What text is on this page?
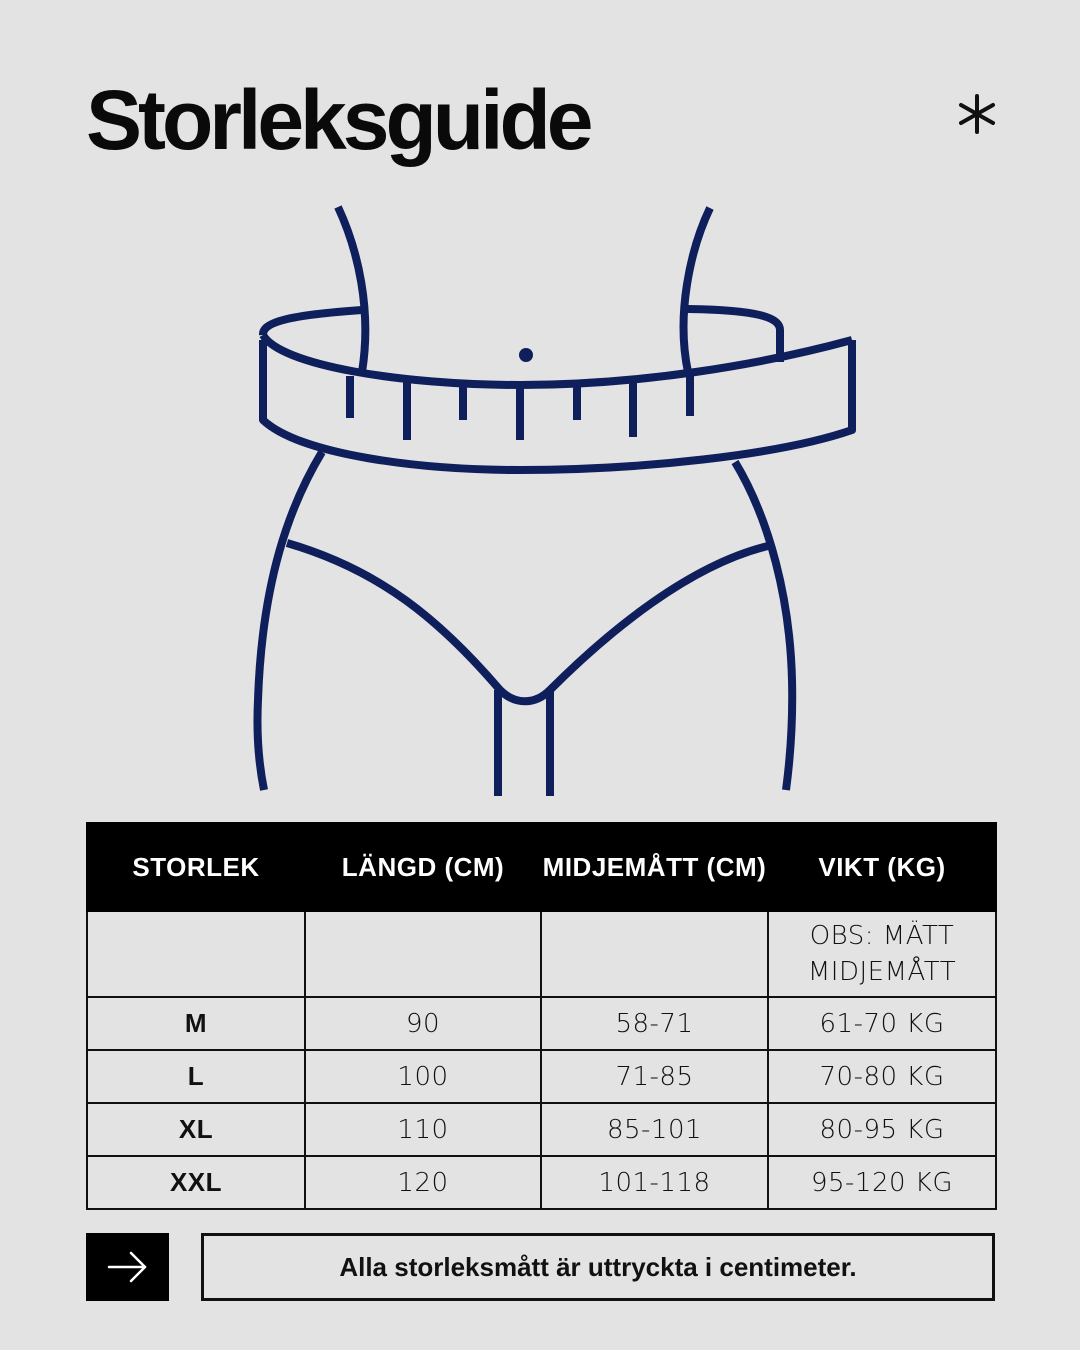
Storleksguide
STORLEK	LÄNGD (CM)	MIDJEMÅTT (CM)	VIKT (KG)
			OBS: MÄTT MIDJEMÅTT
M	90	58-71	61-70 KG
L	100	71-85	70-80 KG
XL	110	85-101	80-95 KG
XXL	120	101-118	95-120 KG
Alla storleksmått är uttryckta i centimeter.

————

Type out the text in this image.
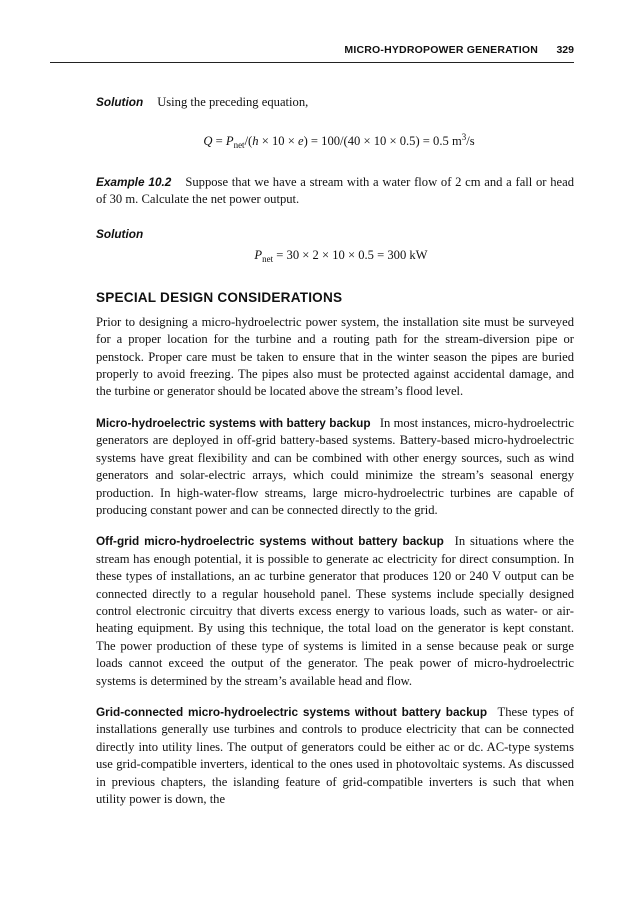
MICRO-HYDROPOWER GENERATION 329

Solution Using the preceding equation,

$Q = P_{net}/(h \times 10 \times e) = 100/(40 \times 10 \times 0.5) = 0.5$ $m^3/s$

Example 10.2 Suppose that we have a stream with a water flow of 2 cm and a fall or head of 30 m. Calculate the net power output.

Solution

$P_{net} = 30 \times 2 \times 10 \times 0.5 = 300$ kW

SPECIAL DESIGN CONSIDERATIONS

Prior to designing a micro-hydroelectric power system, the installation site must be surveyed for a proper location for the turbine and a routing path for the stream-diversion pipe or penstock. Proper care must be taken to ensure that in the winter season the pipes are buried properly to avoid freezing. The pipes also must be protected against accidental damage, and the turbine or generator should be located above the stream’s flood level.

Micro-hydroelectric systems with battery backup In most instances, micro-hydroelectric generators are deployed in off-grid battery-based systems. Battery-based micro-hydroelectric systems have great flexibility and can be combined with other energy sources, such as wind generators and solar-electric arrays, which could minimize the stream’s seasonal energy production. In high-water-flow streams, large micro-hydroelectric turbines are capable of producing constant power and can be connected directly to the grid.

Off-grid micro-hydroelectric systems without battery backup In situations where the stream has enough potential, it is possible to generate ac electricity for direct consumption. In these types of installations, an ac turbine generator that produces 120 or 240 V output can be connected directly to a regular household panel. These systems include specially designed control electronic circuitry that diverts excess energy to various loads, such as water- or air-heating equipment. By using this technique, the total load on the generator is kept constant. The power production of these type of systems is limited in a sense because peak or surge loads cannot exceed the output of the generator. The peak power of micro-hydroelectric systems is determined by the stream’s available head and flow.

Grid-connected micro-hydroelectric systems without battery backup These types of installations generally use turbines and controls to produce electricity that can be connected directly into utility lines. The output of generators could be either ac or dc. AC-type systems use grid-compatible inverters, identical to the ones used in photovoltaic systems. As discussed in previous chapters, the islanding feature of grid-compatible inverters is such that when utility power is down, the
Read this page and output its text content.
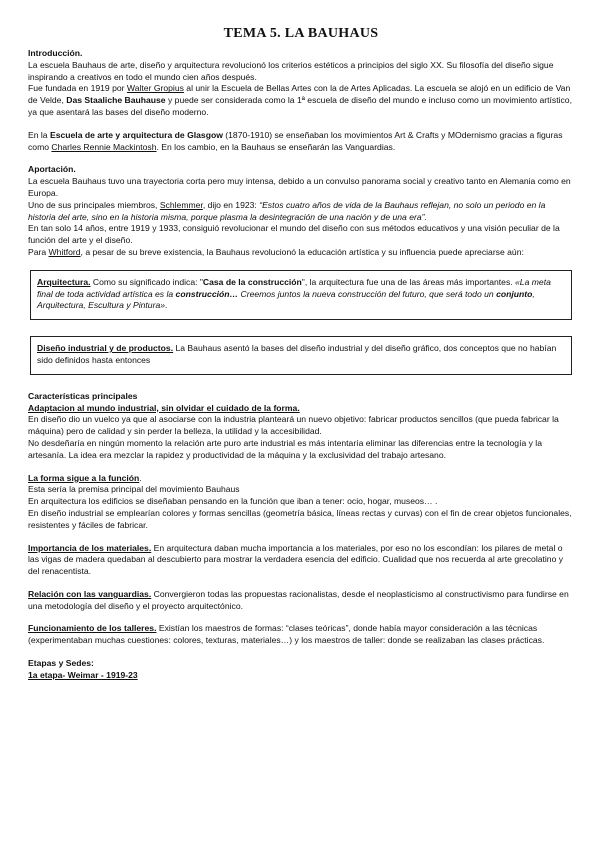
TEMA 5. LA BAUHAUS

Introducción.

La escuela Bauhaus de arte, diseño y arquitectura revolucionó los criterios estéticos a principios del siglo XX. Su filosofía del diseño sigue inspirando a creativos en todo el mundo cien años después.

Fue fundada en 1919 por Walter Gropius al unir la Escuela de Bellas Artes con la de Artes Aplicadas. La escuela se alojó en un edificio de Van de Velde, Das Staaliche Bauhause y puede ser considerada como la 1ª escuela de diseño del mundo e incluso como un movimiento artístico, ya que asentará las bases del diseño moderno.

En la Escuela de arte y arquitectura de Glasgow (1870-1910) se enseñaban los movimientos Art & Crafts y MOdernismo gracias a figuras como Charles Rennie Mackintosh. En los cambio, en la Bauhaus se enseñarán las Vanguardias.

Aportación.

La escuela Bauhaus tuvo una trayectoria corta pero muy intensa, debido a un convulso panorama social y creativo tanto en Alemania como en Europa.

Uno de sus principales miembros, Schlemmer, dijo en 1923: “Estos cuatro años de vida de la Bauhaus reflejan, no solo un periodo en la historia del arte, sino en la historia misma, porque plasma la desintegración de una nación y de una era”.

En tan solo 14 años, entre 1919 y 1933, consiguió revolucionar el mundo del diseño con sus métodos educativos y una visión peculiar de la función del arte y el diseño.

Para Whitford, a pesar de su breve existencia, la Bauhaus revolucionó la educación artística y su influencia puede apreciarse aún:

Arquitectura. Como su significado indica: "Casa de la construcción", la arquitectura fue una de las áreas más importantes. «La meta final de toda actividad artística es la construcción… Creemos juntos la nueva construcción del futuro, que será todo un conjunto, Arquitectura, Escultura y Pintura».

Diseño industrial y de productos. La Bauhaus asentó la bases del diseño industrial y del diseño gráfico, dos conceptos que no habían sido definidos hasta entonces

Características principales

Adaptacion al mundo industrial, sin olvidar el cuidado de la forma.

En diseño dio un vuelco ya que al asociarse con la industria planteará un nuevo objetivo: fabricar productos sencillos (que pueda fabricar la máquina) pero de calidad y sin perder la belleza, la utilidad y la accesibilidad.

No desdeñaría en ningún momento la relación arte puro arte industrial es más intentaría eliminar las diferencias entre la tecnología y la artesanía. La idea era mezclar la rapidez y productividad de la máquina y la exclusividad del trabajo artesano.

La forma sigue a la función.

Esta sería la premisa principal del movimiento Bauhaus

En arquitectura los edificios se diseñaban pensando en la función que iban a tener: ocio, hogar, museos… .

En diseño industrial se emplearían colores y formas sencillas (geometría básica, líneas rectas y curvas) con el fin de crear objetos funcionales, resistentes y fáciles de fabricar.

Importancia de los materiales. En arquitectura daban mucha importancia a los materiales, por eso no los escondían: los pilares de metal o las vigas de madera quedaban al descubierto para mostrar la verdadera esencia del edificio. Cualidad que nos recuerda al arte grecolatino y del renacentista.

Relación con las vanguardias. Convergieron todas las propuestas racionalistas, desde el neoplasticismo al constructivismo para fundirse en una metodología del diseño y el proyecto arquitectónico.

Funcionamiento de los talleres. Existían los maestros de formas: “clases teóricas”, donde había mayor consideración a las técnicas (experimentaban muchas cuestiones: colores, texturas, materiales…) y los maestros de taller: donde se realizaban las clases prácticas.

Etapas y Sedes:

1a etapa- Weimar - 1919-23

————

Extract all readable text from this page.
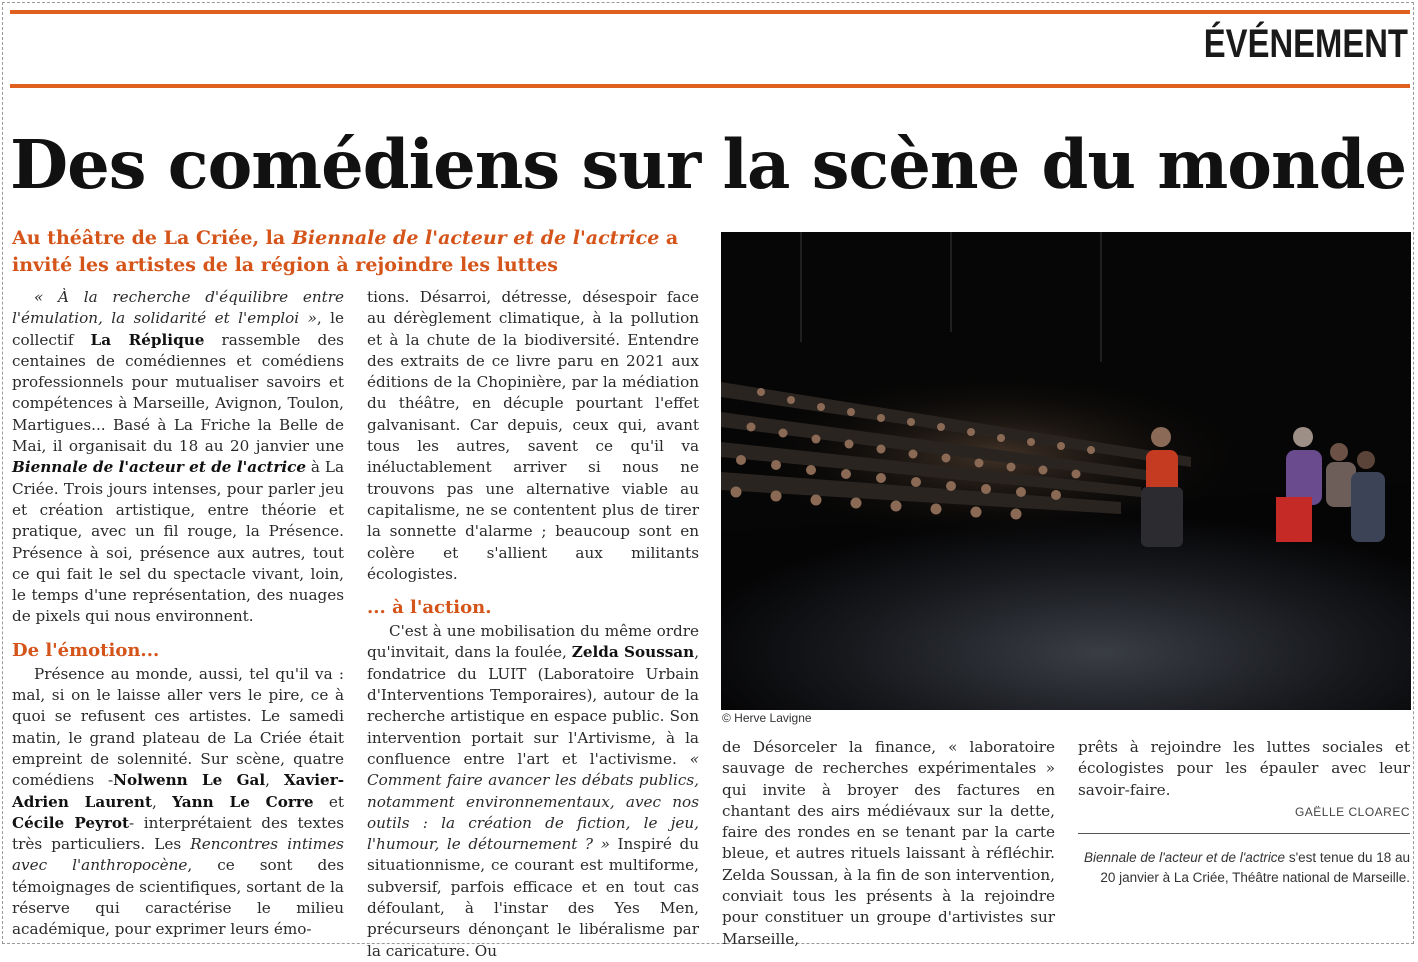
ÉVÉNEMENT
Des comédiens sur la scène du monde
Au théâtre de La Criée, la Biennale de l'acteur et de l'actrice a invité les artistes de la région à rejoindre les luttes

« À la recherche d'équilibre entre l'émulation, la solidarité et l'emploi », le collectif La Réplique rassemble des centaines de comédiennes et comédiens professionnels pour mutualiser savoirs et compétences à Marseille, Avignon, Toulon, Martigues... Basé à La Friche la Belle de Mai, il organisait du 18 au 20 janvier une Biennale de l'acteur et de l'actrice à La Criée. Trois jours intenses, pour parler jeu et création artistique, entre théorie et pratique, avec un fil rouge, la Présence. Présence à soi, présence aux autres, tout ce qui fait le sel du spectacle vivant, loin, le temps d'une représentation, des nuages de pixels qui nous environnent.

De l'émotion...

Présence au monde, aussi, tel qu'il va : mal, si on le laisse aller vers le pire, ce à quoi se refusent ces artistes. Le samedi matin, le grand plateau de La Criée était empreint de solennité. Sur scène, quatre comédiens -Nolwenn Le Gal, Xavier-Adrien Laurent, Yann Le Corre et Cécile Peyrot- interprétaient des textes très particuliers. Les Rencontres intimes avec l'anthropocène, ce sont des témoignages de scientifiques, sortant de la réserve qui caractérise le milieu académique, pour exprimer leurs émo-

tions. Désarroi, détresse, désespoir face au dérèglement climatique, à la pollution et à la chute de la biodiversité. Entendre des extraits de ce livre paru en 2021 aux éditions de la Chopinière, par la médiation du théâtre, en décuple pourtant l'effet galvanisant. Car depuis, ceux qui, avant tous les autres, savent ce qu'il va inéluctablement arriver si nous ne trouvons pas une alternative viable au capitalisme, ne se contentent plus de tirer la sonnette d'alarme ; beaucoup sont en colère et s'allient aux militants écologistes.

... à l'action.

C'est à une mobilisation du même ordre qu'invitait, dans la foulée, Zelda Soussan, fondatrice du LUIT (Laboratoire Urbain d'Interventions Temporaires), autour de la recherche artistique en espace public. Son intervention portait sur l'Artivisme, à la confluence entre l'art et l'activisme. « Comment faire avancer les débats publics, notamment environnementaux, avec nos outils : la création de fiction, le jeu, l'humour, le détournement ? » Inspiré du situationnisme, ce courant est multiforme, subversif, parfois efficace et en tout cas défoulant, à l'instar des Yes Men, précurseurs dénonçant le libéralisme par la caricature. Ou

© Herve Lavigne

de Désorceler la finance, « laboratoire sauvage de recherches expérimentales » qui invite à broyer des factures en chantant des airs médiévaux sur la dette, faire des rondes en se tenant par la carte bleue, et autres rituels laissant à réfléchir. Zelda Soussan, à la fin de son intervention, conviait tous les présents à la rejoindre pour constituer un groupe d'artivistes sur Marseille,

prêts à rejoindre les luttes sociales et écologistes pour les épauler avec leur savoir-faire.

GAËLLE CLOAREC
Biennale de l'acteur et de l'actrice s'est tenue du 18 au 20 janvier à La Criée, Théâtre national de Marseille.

————

### Written task
List all lines above in which the string "materiales" appears.

### Final result
Importancia de los materiales. En arquitectura daban mucha importancia a los materiales, por eso no los escondían: los pilares de metal o las vigas de madera quedaban al descubierto para mostrar la verdadera esencia del edificio. Cualidad que nos recuerda al arte grecolatino y del renacentista.
Funcionamiento de los talleres. Existían los maestros de formas: “clases teóricas”, donde había mayor consideración a las técnicas (experimentaban muchas cuestiones: colores, texturas, materiales…) y los maestros de taller: donde se realizaban las clases prácticas.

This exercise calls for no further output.